[DATA TO PROCESS]:
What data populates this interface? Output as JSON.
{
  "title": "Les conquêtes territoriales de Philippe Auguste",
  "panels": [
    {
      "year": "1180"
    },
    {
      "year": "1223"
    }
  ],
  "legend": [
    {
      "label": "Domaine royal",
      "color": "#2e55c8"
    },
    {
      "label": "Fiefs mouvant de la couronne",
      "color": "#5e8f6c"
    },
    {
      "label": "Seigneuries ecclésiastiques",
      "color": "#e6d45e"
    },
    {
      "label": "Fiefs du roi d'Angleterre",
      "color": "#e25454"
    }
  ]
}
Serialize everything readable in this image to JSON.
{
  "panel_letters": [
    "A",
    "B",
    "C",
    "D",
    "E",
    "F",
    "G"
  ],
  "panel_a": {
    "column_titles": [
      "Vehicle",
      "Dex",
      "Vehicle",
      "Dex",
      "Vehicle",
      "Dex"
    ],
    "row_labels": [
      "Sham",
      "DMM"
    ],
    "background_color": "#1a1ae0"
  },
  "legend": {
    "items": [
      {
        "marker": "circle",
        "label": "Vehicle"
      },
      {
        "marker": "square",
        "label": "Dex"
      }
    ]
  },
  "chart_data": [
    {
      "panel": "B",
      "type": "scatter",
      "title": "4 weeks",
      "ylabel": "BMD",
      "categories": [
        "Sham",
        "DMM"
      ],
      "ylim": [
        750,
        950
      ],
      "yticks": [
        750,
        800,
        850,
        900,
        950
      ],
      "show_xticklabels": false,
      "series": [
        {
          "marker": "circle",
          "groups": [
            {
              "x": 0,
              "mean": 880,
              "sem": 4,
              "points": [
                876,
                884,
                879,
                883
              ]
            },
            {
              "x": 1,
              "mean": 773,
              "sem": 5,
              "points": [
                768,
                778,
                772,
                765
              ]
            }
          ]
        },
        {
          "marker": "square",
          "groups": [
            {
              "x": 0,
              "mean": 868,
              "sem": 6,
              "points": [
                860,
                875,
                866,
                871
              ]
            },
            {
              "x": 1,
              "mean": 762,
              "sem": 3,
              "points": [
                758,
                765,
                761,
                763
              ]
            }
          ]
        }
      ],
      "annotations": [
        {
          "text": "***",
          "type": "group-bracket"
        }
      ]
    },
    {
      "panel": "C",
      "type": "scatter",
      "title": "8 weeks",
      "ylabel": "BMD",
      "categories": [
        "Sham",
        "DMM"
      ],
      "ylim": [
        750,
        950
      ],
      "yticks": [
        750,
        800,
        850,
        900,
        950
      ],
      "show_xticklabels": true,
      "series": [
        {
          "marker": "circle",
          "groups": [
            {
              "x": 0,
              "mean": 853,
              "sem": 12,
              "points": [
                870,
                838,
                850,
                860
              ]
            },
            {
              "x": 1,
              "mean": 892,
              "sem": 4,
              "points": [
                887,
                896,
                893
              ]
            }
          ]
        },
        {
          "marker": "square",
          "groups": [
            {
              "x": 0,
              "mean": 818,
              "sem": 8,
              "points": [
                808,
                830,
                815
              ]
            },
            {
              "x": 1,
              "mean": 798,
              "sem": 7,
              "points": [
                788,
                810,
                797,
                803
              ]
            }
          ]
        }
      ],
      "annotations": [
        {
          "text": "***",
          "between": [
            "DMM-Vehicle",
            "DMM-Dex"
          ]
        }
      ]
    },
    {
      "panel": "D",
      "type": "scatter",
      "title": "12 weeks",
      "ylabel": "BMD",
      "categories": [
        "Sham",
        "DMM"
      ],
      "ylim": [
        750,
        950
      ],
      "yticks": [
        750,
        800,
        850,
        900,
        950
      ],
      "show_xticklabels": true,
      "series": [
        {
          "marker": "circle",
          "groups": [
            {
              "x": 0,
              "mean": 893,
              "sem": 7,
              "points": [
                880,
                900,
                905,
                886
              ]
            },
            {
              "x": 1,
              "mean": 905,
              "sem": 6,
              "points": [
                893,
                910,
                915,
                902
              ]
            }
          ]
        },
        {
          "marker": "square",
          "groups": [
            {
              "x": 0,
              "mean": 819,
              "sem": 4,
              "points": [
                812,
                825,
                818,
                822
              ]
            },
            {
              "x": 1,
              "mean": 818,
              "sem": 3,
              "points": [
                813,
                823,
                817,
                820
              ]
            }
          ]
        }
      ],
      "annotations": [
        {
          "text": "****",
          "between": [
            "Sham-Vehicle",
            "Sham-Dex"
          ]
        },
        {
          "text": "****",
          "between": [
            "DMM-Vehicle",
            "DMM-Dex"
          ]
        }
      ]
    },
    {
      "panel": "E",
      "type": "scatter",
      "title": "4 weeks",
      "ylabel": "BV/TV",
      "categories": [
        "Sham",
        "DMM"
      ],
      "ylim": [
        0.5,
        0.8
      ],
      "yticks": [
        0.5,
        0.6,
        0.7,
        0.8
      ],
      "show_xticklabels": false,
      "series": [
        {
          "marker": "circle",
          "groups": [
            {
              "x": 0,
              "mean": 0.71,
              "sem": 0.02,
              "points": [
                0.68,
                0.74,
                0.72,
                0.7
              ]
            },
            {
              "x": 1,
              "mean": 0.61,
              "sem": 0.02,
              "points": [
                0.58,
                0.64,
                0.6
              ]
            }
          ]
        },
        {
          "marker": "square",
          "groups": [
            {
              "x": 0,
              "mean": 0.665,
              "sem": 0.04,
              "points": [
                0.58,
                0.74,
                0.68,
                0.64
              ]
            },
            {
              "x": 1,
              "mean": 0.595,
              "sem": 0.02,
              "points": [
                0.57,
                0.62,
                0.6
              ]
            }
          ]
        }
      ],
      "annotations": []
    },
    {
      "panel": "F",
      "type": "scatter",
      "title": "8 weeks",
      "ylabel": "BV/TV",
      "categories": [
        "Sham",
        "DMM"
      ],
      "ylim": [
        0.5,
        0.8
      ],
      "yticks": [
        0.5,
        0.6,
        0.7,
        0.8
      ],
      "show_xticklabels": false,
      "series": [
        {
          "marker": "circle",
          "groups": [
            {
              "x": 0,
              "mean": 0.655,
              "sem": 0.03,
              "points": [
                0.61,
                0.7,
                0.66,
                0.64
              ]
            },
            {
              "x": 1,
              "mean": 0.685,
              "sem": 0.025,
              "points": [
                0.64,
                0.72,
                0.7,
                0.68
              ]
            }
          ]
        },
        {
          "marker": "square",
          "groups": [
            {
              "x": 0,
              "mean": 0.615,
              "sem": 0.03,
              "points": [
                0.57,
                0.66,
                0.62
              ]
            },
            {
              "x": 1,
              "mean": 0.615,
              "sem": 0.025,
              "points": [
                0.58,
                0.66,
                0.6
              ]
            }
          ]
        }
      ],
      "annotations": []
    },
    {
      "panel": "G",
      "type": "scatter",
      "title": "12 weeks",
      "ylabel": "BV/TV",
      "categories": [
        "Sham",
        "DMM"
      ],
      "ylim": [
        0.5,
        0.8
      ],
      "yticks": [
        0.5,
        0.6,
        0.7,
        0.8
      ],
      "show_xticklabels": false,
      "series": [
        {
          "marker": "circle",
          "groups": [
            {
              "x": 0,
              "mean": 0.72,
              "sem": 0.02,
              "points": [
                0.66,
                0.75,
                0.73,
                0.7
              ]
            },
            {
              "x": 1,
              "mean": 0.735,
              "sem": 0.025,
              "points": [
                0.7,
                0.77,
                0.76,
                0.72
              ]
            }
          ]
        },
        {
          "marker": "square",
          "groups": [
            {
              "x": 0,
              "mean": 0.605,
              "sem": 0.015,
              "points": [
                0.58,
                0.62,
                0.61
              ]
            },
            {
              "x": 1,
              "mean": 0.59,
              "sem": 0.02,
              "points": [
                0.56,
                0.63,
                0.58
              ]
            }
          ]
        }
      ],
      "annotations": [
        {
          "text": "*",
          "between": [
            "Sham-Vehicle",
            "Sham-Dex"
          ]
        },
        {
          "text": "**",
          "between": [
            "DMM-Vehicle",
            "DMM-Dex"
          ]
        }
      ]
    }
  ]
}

[GOAL OF THE EXERCISE]: What is the number of lines in the data holding the word "Fiefs"? Reply with that number only.

[PROBLEM SOLUTION]: 2